Exercise brief: Copy the data exactly; pictures stay out of the copy.

★ ★ ★ ★ ★

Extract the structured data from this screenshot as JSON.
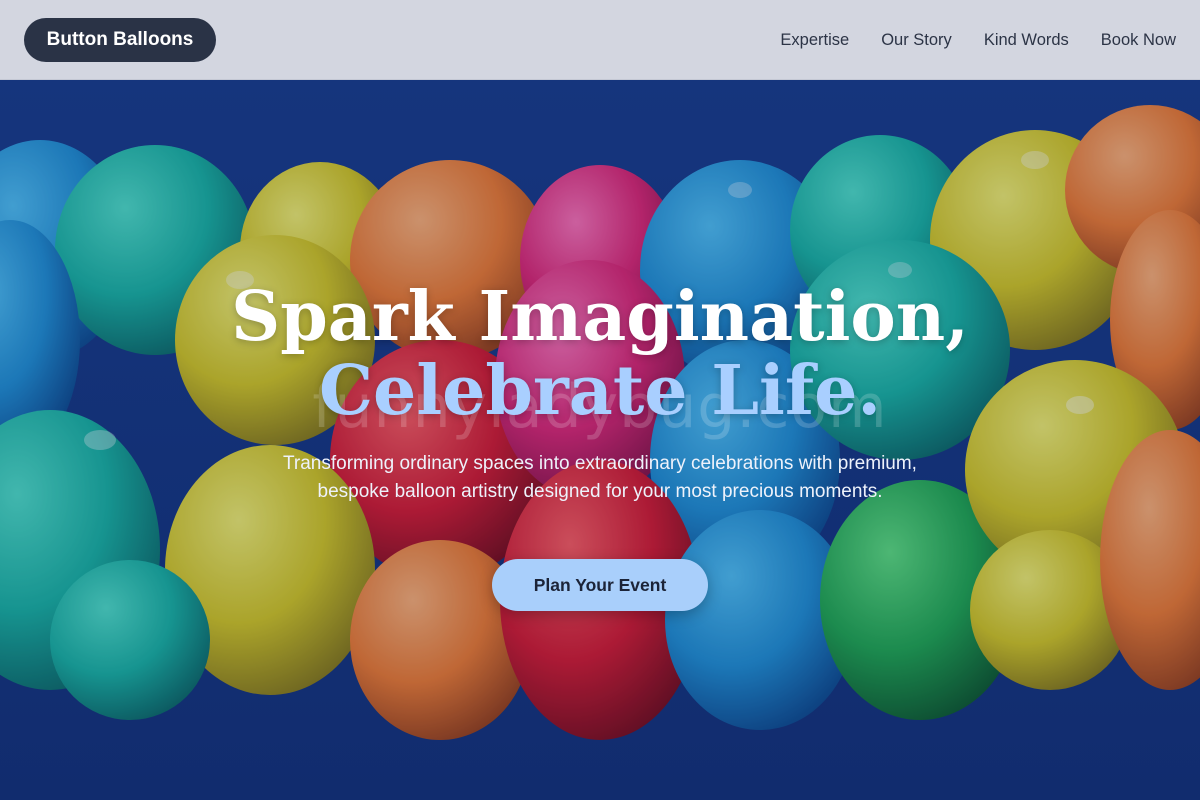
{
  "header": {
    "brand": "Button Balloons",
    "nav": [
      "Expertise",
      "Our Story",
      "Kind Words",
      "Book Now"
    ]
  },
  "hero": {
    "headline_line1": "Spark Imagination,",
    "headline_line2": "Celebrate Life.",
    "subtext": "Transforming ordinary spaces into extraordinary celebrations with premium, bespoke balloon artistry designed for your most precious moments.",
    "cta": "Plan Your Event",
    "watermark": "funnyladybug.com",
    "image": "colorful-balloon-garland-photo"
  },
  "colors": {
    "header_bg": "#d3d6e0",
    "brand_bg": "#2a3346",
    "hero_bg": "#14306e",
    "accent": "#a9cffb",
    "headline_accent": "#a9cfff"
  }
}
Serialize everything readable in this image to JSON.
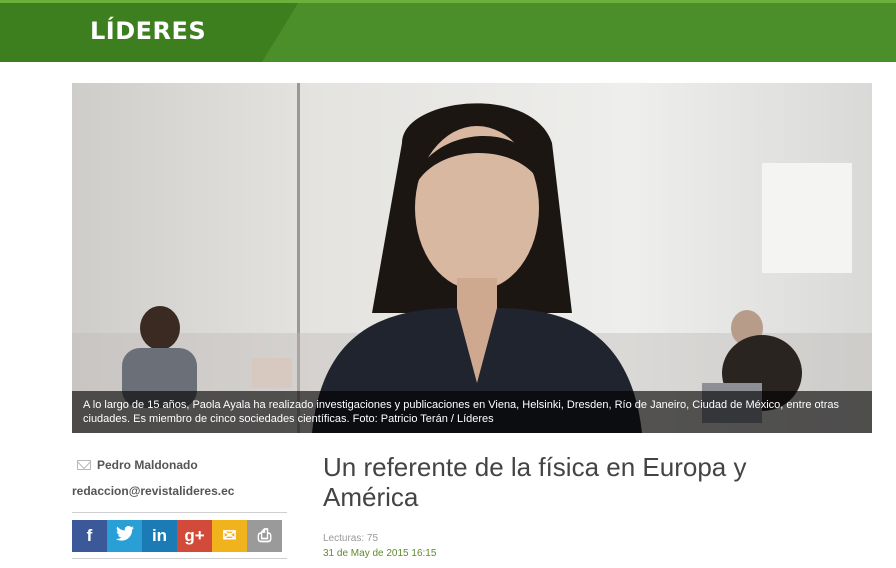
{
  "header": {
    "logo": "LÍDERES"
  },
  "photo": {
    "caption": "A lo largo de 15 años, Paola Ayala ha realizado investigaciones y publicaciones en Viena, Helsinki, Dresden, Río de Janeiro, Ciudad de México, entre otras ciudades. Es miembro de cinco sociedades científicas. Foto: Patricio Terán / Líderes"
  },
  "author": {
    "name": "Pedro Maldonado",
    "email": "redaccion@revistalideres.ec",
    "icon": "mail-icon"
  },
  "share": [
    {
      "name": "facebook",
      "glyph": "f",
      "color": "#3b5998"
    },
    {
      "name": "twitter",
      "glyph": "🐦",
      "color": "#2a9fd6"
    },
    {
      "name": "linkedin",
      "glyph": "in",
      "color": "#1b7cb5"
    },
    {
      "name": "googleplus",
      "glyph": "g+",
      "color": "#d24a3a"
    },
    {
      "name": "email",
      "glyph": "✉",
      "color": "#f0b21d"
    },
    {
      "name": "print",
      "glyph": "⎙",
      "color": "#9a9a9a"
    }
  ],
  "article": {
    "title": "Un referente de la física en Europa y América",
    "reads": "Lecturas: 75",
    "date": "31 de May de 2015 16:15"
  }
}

★ ★ ★ ★ ★

Output below:
Extract the structured data from this screenshot as JSON.
{
  "header": {
    "brand": "Button Balloons",
    "nav": [
      "Expertise",
      "Our Story",
      "Kind Words",
      "Book Now"
    ]
  },
  "hero": {
    "headline_line1": "Spark Imagination,",
    "headline_line2": "Celebrate Life.",
    "subtext": "Transforming ordinary spaces into extraordinary celebrations with premium, bespoke balloon artistry designed for your most precious moments.",
    "cta": "Plan Your Event",
    "watermark": "funnyladybug.com",
    "image": "colorful-balloon-garland-photo"
  },
  "colors": {
    "header_bg": "#d3d6e0",
    "brand_bg": "#2a3346",
    "hero_bg": "#14306e",
    "accent": "#a9cffb",
    "headline_accent": "#a9cfff"
  }
}
Serialize everything readable in this image to JSON.
{
  "header": {
    "logo": "LÍDERES"
  },
  "photo": {
    "caption": "A lo largo de 15 años, Paola Ayala ha realizado investigaciones y publicaciones en Viena, Helsinki, Dresden, Río de Janeiro, Ciudad de México, entre otras ciudades. Es miembro de cinco sociedades científicas. Foto: Patricio Terán / Líderes"
  },
  "author": {
    "name": "Pedro Maldonado",
    "email": "redaccion@revistalideres.ec",
    "icon": "mail-icon"
  },
  "share": [
    {
      "name": "facebook",
      "glyph": "f",
      "color": "#3b5998"
    },
    {
      "name": "twitter",
      "glyph": "🐦",
      "color": "#2a9fd6"
    },
    {
      "name": "linkedin",
      "glyph": "in",
      "color": "#1b7cb5"
    },
    {
      "name": "googleplus",
      "glyph": "g+",
      "color": "#d24a3a"
    },
    {
      "name": "email",
      "glyph": "✉",
      "color": "#f0b21d"
    },
    {
      "name": "print",
      "glyph": "⎙",
      "color": "#9a9a9a"
    }
  ],
  "article": {
    "title": "Un referente de la física en Europa y América",
    "reads": "Lecturas: 75",
    "date": "31 de May de 2015 16:15"
  }
}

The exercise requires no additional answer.